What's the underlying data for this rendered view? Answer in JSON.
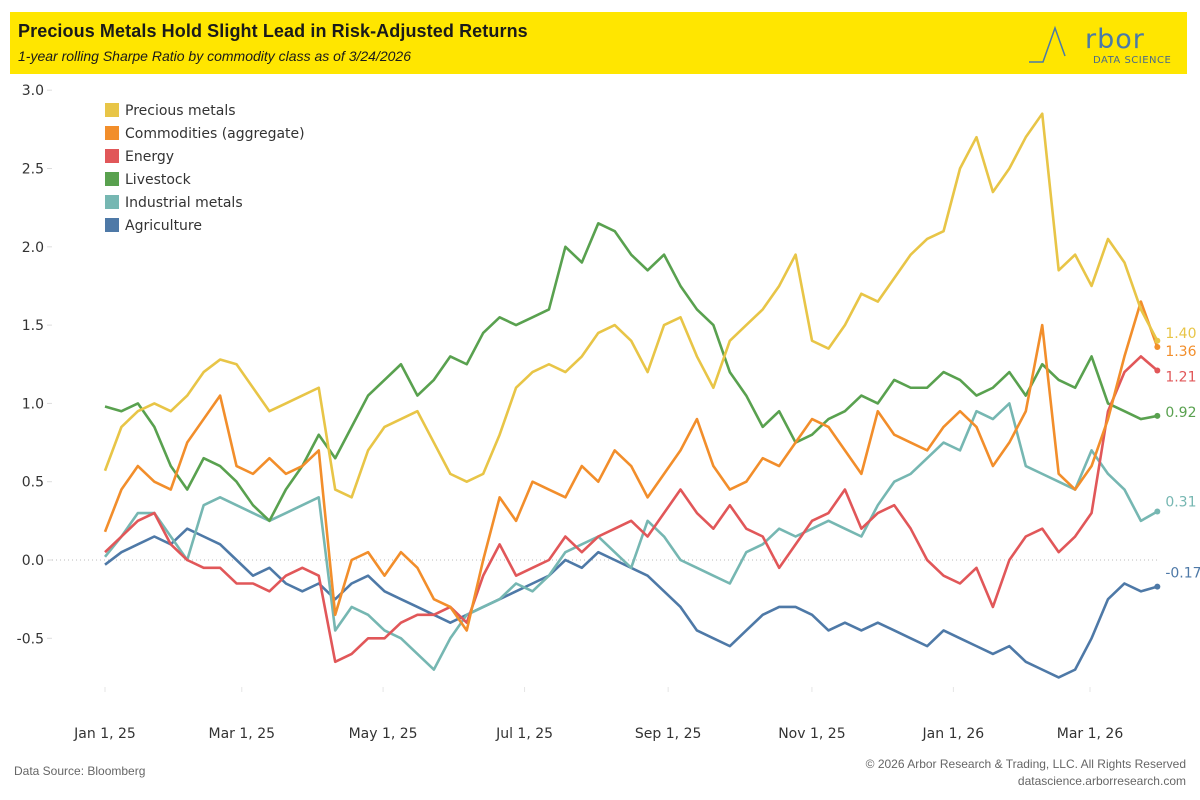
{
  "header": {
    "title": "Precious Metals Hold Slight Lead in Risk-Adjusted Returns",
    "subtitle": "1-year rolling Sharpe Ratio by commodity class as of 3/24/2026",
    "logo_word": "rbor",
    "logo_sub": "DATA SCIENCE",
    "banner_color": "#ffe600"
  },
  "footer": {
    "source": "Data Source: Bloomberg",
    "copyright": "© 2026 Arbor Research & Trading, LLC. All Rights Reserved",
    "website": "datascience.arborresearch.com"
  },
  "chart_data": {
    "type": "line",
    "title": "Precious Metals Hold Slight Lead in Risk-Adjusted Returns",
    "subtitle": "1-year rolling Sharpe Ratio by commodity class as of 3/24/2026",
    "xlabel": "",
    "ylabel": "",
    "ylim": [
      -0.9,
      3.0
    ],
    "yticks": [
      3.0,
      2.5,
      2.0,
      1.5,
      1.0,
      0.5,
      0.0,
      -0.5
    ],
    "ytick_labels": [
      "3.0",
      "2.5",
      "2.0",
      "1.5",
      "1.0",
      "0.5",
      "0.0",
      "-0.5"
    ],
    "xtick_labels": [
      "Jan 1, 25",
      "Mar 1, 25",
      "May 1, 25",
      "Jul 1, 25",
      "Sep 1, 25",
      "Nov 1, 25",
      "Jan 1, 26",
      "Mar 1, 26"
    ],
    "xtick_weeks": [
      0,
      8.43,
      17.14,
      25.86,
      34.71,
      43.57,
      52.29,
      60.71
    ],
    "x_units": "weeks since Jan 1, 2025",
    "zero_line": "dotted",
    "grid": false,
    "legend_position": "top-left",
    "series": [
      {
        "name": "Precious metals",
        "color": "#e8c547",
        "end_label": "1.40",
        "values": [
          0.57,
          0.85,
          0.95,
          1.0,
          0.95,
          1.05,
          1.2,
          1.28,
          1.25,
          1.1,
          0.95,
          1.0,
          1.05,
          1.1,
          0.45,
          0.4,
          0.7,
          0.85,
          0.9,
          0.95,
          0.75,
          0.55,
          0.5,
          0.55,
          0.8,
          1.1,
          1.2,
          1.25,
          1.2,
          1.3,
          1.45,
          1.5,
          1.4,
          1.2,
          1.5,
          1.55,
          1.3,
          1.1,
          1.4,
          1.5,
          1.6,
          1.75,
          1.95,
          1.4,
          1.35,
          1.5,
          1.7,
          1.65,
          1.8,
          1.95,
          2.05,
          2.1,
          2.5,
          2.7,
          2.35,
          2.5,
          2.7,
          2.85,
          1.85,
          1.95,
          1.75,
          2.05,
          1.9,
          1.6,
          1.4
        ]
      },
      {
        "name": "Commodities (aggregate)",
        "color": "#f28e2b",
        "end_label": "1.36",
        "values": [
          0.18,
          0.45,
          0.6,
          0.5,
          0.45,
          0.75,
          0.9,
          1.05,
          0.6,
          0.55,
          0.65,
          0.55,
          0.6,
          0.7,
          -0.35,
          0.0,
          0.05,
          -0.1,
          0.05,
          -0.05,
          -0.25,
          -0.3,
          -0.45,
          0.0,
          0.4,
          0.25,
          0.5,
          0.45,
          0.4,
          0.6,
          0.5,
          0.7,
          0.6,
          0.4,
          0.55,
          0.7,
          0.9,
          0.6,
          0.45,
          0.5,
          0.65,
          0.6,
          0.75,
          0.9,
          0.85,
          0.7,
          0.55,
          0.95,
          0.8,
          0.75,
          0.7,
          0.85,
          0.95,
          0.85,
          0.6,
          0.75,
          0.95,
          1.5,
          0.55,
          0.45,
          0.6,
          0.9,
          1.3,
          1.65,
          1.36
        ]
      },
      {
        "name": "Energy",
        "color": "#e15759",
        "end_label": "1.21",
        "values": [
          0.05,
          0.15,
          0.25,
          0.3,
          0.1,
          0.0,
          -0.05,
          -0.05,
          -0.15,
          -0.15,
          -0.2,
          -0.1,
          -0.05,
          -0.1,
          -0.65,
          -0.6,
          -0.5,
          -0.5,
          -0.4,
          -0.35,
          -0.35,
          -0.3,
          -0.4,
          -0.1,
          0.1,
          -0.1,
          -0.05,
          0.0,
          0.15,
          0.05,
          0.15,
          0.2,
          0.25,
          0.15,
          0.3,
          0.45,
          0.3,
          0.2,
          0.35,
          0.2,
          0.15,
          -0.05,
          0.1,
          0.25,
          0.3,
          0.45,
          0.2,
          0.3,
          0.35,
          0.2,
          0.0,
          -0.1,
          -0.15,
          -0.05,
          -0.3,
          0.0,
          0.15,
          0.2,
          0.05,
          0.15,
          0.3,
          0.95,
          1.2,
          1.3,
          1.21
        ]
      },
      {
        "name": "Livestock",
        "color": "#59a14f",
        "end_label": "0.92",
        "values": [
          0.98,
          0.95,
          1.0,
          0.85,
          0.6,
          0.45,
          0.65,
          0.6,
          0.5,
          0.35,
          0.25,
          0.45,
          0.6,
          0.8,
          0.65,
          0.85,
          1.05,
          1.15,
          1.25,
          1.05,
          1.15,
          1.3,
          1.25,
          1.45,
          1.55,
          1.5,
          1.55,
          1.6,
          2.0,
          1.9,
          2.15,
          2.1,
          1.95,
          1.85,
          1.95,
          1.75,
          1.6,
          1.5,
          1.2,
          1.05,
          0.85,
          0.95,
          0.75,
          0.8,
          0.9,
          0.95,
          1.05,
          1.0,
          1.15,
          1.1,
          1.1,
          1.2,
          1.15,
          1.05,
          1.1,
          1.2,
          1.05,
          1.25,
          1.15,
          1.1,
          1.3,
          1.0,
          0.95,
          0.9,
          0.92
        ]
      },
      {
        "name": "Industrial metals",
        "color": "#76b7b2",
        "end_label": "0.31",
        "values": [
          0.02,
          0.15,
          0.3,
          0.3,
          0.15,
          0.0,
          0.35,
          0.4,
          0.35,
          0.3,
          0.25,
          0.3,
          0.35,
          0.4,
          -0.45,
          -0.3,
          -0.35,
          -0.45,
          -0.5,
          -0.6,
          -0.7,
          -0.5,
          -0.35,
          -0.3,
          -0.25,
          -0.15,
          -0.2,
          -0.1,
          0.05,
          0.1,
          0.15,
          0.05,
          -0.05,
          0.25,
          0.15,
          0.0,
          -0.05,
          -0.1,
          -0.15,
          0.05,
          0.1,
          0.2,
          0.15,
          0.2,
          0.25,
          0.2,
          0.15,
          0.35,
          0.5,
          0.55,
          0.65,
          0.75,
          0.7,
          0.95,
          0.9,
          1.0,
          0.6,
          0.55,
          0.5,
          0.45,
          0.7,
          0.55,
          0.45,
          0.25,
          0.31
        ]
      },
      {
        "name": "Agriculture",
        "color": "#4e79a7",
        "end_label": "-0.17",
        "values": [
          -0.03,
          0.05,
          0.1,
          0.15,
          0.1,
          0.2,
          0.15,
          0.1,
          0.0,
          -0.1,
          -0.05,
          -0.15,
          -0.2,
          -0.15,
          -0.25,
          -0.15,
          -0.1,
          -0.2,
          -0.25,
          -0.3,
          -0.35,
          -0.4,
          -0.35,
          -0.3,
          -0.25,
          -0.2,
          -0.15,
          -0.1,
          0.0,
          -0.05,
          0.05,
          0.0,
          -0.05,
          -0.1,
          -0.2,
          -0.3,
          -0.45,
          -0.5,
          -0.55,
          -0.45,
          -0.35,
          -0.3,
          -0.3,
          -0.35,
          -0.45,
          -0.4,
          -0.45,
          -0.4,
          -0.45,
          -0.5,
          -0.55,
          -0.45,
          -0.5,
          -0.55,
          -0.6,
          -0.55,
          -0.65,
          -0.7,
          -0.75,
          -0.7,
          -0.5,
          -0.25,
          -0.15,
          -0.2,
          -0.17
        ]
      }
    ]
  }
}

◇ ◇ ◇ ◇

Task brief> Pull every line containing "name" out of the records.

Exercise answer>
        "name": "Precious metals",
        "name": "Commodities (aggregate)",
        "name": "Energy",
        "name": "Livestock",
        "name": "Industrial metals",
        "name": "Agriculture",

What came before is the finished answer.